▸ **任务说明**
把下面记录从开头到含有“295, 301, 308]”的那一行（包括该行）逐行照抄下来。

数据集节选:
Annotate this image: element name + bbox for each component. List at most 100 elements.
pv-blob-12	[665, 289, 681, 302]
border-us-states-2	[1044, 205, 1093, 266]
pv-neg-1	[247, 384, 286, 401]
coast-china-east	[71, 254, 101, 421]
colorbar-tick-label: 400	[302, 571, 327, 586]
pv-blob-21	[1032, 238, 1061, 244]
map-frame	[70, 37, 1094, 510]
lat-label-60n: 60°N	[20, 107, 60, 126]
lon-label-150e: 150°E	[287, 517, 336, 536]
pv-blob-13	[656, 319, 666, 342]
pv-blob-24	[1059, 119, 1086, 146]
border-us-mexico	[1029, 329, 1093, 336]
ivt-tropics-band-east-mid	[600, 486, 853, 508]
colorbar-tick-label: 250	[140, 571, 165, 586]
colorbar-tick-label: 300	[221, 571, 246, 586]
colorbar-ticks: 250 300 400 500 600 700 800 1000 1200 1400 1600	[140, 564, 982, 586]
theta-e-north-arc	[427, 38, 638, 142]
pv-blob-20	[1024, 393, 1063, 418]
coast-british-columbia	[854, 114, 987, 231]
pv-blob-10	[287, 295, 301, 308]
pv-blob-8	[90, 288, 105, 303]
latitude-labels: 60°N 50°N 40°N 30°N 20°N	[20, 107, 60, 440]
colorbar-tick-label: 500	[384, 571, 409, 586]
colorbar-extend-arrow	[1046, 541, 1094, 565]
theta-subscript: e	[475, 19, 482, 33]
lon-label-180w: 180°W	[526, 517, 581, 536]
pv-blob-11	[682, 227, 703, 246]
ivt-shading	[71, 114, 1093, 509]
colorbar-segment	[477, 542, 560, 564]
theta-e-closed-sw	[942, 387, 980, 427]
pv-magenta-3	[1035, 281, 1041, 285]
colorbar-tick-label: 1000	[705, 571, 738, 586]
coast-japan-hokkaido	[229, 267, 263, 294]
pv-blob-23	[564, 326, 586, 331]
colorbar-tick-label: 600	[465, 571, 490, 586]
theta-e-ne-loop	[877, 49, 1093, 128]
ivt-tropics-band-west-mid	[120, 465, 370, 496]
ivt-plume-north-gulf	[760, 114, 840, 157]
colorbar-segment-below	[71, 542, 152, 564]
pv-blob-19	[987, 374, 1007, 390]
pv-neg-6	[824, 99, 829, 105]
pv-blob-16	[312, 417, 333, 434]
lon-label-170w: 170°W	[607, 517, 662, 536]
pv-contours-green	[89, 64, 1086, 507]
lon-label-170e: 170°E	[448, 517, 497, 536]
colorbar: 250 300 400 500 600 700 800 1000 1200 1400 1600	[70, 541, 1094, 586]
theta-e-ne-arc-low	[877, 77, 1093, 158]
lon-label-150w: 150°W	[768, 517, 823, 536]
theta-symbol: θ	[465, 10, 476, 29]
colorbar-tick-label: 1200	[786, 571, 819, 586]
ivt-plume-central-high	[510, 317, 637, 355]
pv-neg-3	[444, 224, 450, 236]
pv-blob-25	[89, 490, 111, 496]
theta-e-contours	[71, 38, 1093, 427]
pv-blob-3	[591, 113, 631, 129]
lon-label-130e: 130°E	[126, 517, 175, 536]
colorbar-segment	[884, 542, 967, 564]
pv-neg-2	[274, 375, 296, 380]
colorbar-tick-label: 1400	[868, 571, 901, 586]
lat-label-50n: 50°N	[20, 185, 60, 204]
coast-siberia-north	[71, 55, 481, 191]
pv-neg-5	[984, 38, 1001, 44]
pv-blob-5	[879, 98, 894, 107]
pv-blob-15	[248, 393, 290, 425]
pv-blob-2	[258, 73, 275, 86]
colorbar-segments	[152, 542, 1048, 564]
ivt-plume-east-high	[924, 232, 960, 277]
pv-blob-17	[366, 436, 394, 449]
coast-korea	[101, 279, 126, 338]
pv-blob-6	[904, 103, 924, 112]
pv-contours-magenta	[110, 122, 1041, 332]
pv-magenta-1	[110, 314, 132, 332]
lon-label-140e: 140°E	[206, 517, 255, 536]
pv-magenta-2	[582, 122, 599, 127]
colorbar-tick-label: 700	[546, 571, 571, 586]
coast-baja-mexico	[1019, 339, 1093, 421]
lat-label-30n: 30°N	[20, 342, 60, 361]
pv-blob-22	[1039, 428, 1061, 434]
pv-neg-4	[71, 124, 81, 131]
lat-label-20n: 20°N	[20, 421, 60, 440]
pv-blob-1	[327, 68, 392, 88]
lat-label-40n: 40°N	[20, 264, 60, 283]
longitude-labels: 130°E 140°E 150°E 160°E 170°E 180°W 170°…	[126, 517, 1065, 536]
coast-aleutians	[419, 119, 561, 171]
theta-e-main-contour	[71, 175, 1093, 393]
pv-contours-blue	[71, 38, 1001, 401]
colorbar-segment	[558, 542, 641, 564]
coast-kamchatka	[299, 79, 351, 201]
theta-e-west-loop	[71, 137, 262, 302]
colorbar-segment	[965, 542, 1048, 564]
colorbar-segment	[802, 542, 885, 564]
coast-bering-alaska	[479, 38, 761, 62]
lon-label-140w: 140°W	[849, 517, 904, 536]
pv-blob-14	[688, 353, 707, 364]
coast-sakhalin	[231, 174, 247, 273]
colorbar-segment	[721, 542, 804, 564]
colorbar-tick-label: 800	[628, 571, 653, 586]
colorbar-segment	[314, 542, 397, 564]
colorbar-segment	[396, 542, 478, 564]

▸ **参考答案**
Annotate this image: element name + bbox for each component. List at most 100 elements.
pv-blob-12	[665, 289, 681, 302]
border-us-states-2	[1044, 205, 1093, 266]
pv-neg-1	[247, 384, 286, 401]
coast-china-east	[71, 254, 101, 421]
colorbar-tick-label: 400	[302, 571, 327, 586]
pv-blob-21	[1032, 238, 1061, 244]
map-frame	[70, 37, 1094, 510]
lat-label-60n: 60°N	[20, 107, 60, 126]
lon-label-150e: 150°E	[287, 517, 336, 536]
pv-blob-13	[656, 319, 666, 342]
pv-blob-24	[1059, 119, 1086, 146]
border-us-mexico	[1029, 329, 1093, 336]
ivt-tropics-band-east-mid	[600, 486, 853, 508]
colorbar-tick-label: 250	[140, 571, 165, 586]
colorbar-tick-label: 300	[221, 571, 246, 586]
colorbar-ticks: 250 300 400 500 600 700 800 1000 1200 1400 1600	[140, 564, 982, 586]
theta-e-north-arc	[427, 38, 638, 142]
pv-blob-20	[1024, 393, 1063, 418]
coast-british-columbia	[854, 114, 987, 231]
pv-blob-10	[287, 295, 301, 308]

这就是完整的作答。